• **Your objective**: Filter this data down to the lines that hold "supposant", and copy them.

• **Records to use**:
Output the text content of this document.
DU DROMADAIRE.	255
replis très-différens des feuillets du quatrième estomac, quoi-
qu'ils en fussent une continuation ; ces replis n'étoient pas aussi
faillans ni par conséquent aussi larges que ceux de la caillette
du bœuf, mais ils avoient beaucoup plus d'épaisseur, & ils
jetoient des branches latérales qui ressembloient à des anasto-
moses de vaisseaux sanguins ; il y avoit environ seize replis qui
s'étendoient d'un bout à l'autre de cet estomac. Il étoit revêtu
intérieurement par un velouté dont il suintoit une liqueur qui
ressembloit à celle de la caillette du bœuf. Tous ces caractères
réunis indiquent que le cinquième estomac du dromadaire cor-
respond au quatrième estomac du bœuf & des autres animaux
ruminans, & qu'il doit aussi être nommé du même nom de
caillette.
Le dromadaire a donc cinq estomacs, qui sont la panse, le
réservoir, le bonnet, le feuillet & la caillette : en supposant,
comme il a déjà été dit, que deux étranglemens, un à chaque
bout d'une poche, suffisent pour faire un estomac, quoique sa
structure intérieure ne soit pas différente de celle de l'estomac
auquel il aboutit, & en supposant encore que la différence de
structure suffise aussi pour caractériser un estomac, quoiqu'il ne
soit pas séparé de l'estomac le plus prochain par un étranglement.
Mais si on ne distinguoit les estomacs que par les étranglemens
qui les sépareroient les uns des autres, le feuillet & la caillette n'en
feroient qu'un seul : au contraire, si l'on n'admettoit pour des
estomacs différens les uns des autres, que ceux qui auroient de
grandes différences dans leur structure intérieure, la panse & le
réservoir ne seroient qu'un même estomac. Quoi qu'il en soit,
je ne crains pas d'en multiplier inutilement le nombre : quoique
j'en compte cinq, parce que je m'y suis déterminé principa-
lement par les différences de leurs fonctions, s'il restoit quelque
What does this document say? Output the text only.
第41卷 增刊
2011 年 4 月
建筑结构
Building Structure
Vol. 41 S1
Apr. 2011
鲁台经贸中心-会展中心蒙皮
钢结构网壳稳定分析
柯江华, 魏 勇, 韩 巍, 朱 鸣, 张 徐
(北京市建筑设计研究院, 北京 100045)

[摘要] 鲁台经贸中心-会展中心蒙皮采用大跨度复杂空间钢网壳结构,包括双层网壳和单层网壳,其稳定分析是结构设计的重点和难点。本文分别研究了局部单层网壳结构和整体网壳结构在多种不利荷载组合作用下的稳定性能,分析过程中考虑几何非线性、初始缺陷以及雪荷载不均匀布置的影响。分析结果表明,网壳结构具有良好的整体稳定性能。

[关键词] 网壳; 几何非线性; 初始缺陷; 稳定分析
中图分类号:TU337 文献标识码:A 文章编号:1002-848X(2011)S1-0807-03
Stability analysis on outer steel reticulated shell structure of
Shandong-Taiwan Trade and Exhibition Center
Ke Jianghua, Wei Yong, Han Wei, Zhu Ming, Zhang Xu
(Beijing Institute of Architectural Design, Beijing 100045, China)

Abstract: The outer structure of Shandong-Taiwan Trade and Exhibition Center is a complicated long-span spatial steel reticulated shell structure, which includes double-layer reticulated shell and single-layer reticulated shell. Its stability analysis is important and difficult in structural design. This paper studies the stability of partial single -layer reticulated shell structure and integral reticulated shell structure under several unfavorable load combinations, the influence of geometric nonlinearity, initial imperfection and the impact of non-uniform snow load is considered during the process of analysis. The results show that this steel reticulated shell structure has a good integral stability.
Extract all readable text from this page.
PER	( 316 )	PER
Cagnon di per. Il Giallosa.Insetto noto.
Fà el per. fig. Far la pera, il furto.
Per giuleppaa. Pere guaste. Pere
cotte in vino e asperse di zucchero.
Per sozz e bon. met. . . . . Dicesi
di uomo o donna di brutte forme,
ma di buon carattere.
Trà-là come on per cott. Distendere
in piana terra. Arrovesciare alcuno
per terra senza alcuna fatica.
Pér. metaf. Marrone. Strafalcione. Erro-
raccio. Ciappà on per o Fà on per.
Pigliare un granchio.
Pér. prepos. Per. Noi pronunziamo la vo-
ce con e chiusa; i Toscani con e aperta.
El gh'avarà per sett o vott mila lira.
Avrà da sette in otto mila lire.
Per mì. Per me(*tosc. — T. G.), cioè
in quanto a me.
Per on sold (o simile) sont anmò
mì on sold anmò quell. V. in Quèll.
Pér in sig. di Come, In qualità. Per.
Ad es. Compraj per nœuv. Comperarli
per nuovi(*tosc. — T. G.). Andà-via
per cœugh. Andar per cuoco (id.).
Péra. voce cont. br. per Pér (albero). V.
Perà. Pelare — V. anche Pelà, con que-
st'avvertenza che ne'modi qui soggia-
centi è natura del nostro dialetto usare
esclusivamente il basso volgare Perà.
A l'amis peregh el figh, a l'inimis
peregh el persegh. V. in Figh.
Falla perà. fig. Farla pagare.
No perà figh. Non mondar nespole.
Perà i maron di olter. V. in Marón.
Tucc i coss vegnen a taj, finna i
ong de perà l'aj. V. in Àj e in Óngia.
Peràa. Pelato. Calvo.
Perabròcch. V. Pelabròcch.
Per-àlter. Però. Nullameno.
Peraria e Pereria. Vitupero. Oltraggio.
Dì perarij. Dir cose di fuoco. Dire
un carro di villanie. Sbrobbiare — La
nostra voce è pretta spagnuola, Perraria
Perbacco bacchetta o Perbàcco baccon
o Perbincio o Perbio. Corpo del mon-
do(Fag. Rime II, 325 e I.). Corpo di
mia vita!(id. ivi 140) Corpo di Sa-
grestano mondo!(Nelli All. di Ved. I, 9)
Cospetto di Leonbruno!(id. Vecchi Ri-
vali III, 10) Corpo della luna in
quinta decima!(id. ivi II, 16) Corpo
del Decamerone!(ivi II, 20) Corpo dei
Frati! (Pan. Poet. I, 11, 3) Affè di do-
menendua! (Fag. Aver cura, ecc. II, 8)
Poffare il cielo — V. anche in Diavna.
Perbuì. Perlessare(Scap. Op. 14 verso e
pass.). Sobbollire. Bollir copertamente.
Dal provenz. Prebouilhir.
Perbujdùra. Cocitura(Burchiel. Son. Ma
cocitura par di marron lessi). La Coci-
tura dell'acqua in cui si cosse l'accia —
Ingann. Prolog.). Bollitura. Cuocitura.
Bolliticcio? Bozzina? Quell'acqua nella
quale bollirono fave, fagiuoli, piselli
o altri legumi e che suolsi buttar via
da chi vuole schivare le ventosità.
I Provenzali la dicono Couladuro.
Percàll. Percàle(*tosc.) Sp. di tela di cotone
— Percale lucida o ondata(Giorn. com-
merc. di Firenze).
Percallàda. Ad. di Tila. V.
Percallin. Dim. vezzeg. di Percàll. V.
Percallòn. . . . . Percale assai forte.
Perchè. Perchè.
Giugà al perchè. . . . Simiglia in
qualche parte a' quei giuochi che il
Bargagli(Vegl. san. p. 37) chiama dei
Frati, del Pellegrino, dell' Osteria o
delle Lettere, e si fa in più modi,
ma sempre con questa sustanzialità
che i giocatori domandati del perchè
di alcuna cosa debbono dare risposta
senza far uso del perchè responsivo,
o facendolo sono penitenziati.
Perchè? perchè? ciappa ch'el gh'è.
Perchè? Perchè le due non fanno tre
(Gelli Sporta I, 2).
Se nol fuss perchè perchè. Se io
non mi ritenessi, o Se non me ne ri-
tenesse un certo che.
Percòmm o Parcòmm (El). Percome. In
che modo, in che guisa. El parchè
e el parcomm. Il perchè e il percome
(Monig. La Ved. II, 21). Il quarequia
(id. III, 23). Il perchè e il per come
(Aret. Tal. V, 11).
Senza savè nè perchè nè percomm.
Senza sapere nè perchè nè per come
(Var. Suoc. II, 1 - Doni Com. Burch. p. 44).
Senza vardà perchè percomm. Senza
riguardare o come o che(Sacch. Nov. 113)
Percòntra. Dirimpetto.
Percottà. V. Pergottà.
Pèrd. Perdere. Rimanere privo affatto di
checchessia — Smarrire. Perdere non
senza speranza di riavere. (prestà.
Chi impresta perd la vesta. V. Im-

• **Result for this exercise**:
réservoir, le bonnet, le feuillet & la caillette : en supposant,
auquel il aboutit, & en supposant encore que la différence de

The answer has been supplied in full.